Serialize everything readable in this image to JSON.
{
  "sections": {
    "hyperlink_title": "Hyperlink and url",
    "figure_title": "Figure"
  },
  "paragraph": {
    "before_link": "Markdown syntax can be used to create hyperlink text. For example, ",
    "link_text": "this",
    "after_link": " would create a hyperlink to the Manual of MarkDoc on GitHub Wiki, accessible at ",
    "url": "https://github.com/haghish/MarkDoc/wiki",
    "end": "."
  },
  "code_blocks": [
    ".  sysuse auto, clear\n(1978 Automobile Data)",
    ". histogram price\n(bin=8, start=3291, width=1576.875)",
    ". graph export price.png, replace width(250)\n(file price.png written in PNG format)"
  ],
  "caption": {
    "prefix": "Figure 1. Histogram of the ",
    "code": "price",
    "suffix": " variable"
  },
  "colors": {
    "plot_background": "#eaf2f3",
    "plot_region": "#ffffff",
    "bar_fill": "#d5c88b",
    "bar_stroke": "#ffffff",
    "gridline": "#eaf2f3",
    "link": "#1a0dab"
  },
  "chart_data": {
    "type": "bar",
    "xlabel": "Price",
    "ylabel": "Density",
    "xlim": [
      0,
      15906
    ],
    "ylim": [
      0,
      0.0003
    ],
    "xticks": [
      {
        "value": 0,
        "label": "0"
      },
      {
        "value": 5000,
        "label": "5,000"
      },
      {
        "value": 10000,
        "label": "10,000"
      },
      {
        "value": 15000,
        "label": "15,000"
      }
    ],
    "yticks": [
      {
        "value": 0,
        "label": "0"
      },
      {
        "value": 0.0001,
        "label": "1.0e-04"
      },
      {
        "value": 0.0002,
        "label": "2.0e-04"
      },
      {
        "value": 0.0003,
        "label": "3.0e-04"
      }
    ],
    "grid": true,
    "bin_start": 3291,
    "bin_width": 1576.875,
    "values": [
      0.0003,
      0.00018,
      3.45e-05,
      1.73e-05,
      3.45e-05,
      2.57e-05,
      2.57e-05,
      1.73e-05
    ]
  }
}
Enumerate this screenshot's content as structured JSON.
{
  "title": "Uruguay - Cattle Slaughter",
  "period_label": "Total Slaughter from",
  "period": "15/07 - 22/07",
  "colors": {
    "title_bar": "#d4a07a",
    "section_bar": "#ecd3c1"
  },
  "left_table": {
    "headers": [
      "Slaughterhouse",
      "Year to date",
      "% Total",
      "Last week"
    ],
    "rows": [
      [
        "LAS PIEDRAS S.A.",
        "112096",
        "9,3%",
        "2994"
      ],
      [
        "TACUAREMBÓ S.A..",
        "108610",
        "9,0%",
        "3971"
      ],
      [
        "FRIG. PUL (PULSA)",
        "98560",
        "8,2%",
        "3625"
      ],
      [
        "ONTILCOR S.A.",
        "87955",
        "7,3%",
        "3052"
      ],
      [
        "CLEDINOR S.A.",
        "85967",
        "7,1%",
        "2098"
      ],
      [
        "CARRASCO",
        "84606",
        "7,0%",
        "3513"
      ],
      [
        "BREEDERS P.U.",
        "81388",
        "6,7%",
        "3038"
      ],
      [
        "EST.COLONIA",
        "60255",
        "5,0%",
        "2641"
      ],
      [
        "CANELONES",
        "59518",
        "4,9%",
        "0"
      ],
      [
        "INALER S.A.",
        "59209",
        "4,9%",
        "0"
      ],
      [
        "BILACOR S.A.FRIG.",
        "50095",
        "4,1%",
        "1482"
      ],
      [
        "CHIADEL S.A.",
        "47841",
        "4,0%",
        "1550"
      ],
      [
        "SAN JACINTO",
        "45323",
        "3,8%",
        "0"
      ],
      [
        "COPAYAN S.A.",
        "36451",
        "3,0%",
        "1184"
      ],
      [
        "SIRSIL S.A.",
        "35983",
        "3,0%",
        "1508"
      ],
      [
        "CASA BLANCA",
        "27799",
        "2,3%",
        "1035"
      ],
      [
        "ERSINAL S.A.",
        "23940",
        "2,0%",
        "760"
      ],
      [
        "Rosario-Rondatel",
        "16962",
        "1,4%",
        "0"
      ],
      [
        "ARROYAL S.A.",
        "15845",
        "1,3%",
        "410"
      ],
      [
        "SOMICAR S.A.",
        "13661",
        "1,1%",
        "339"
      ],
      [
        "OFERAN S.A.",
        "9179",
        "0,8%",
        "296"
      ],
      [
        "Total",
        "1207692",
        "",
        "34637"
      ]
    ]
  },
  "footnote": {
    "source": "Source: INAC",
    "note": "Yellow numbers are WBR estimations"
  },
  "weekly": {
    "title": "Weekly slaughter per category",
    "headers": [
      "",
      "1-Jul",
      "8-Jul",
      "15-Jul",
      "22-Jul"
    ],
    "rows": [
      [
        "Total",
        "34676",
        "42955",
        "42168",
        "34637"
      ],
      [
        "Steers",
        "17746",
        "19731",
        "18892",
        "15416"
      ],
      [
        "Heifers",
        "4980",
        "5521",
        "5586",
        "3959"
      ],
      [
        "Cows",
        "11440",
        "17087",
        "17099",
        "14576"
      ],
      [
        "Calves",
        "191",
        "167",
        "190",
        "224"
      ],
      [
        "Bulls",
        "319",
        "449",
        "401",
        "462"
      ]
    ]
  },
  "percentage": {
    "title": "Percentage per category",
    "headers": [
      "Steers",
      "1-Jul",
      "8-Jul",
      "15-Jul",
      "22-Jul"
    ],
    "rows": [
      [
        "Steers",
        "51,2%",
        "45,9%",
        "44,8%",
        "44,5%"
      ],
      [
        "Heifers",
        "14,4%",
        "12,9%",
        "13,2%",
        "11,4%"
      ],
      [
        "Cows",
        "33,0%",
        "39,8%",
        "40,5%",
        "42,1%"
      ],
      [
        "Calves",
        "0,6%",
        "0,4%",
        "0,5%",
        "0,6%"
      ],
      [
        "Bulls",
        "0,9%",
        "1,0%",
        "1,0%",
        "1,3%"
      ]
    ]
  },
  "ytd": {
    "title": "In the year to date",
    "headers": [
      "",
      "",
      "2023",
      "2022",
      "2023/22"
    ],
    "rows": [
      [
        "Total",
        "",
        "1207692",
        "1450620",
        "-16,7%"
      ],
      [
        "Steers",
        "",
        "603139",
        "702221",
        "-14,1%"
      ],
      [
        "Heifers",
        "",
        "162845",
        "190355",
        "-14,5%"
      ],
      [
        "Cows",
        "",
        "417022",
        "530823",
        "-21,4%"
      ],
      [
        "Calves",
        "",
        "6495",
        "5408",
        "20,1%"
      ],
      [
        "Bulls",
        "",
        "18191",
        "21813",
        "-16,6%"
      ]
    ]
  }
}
——————
*REQUIREMENT:* Every line above should be written out again exactly as it stands.

*FULL OUTPUT:*
Serialize everything readable in this image to JSON.
{
  "sections": {
    "hyperlink_title": "Hyperlink and url",
    "figure_title": "Figure"
  },
  "paragraph": {
    "before_link": "Markdown syntax can be used to create hyperlink text. For example, ",
    "link_text": "this",
    "after_link": " would create a hyperlink to the Manual of MarkDoc on GitHub Wiki, accessible at ",
    "url": "https://github.com/haghish/MarkDoc/wiki",
    "end": "."
  },
  "code_blocks": [
    ".  sysuse auto, clear\n(1978 Automobile Data)",
    ". histogram price\n(bin=8, start=3291, width=1576.875)",
    ". graph export price.png, replace width(250)\n(file price.png written in PNG format)"
  ],
  "caption": {
    "prefix": "Figure 1. Histogram of the ",
    "code": "price",
    "suffix": " variable"
  },
  "colors": {
    "plot_background": "#eaf2f3",
    "plot_region": "#ffffff",
    "bar_fill": "#d5c88b",
    "bar_stroke": "#ffffff",
    "gridline": "#eaf2f3",
    "link": "#1a0dab"
  },
  "chart_data": {
    "type": "bar",
    "xlabel": "Price",
    "ylabel": "Density",
    "xlim": [
      0,
      15906
    ],
    "ylim": [
      0,
      0.0003
    ],
    "xticks": [
      {
        "value": 0,
        "label": "0"
      },
      {
        "value": 5000,
        "label": "5,000"
      },
      {
        "value": 10000,
        "label": "10,000"
      },
      {
        "value": 15000,
        "label": "15,000"
      }
    ],
    "yticks": [
      {
        "value": 0,
        "label": "0"
      },
      {
        "value": 0.0001,
        "label": "1.0e-04"
      },
      {
        "value": 0.0002,
        "label": "2.0e-04"
      },
      {
        "value": 0.0003,
        "label": "3.0e-04"
      }
    ],
    "grid": true,
    "bin_start": 3291,
    "bin_width": 1576.875,
    "values": [
      0.0003,
      0.00018,
      3.45e-05,
      1.73e-05,
      3.45e-05,
      2.57e-05,
      2.57e-05,
      1.73e-05
    ]
  }
}
Enumerate this screenshot's content as structured JSON.
{
  "title": "Uruguay - Cattle Slaughter",
  "period_label": "Total Slaughter from",
  "period": "15/07 - 22/07",
  "colors": {
    "title_bar": "#d4a07a",
    "section_bar": "#ecd3c1"
  },
  "left_table": {
    "headers": [
      "Slaughterhouse",
      "Year to date",
      "% Total",
      "Last week"
    ],
    "rows": [
      [
        "LAS PIEDRAS S.A.",
        "112096",
        "9,3%",
        "2994"
      ],
      [
        "TACUAREMBÓ S.A..",
        "108610",
        "9,0%",
        "3971"
      ],
      [
        "FRIG. PUL (PULSA)",
        "98560",
        "8,2%",
        "3625"
      ],
      [
        "ONTILCOR S.A.",
        "87955",
        "7,3%",
        "3052"
      ],
      [
        "CLEDINOR S.A.",
        "85967",
        "7,1%",
        "2098"
      ],
      [
        "CARRASCO",
        "84606",
        "7,0%",
        "3513"
      ],
      [
        "BREEDERS P.U.",
        "81388",
        "6,7%",
        "3038"
      ],
      [
        "EST.COLONIA",
        "60255",
        "5,0%",
        "2641"
      ],
      [
        "CANELONES",
        "59518",
        "4,9%",
        "0"
      ],
      [
        "INALER S.A.",
        "59209",
        "4,9%",
        "0"
      ],
      [
        "BILACOR S.A.FRIG.",
        "50095",
        "4,1%",
        "1482"
      ],
      [
        "CHIADEL S.A.",
        "47841",
        "4,0%",
        "1550"
      ],
      [
        "SAN JACINTO",
        "45323",
        "3,8%",
        "0"
      ],
      [
        "COPAYAN S.A.",
        "36451",
        "3,0%",
        "1184"
      ],
      [
        "SIRSIL S.A.",
        "35983",
        "3,0%",
        "1508"
      ],
      [
        "CASA BLANCA",
        "27799",
        "2,3%",
        "1035"
      ],
      [
        "ERSINAL S.A.",
        "23940",
        "2,0%",
        "760"
      ],
      [
        "Rosario-Rondatel",
        "16962",
        "1,4%",
        "0"
      ],
      [
        "ARROYAL S.A.",
        "15845",
        "1,3%",
        "410"
      ],
      [
        "SOMICAR S.A.",
        "13661",
        "1,1%",
        "339"
      ],
      [
        "OFERAN S.A.",
        "9179",
        "0,8%",
        "296"
      ],
      [
        "Total",
        "1207692",
        "",
        "34637"
      ]
    ]
  },
  "footnote": {
    "source": "Source: INAC",
    "note": "Yellow numbers are WBR estimations"
  },
  "weekly": {
    "title": "Weekly slaughter per category",
    "headers": [
      "",
      "1-Jul",
      "8-Jul",
      "15-Jul",
      "22-Jul"
    ],
    "rows": [
      [
        "Total",
        "34676",
        "42955",
        "42168",
        "34637"
      ],
      [
        "Steers",
        "17746",
        "19731",
        "18892",
        "15416"
      ],
      [
        "Heifers",
        "4980",
        "5521",
        "5586",
        "3959"
      ],
      [
        "Cows",
        "11440",
        "17087",
        "17099",
        "14576"
      ],
      [
        "Calves",
        "191",
        "167",
        "190",
        "224"
      ],
      [
        "Bulls",
        "319",
        "449",
        "401",
        "462"
      ]
    ]
  },
  "percentage": {
    "title": "Percentage per category",
    "headers": [
      "Steers",
      "1-Jul",
      "8-Jul",
      "15-Jul",
      "22-Jul"
    ],
    "rows": [
      [
        "Steers",
        "51,2%",
        "45,9%",
        "44,8%",
        "44,5%"
      ],
      [
        "Heifers",
        "14,4%",
        "12,9%",
        "13,2%",
        "11,4%"
      ],
      [
        "Cows",
        "33,0%",
        "39,8%",
        "40,5%",
        "42,1%"
      ],
      [
        "Calves",
        "0,6%",
        "0,4%",
        "0,5%",
        "0,6%"
      ],
      [
        "Bulls",
        "0,9%",
        "1,0%",
        "1,0%",
        "1,3%"
      ]
    ]
  },
  "ytd": {
    "title": "In the year to date",
    "headers": [
      "",
      "",
      "2023",
      "2022",
      "2023/22"
    ],
    "rows": [
      [
        "Total",
        "",
        "1207692",
        "1450620",
        "-16,7%"
      ],
      [
        "Steers",
        "",
        "603139",
        "702221",
        "-14,1%"
      ],
      [
        "Heifers",
        "",
        "162845",
        "190355",
        "-14,5%"
      ],
      [
        "Cows",
        "",
        "417022",
        "530823",
        "-21,4%"
      ],
      [
        "Calves",
        "",
        "6495",
        "5408",
        "20,1%"
      ],
      [
        "Bulls",
        "",
        "18191",
        "21813",
        "-16,6%"
      ]
    ]
  }
}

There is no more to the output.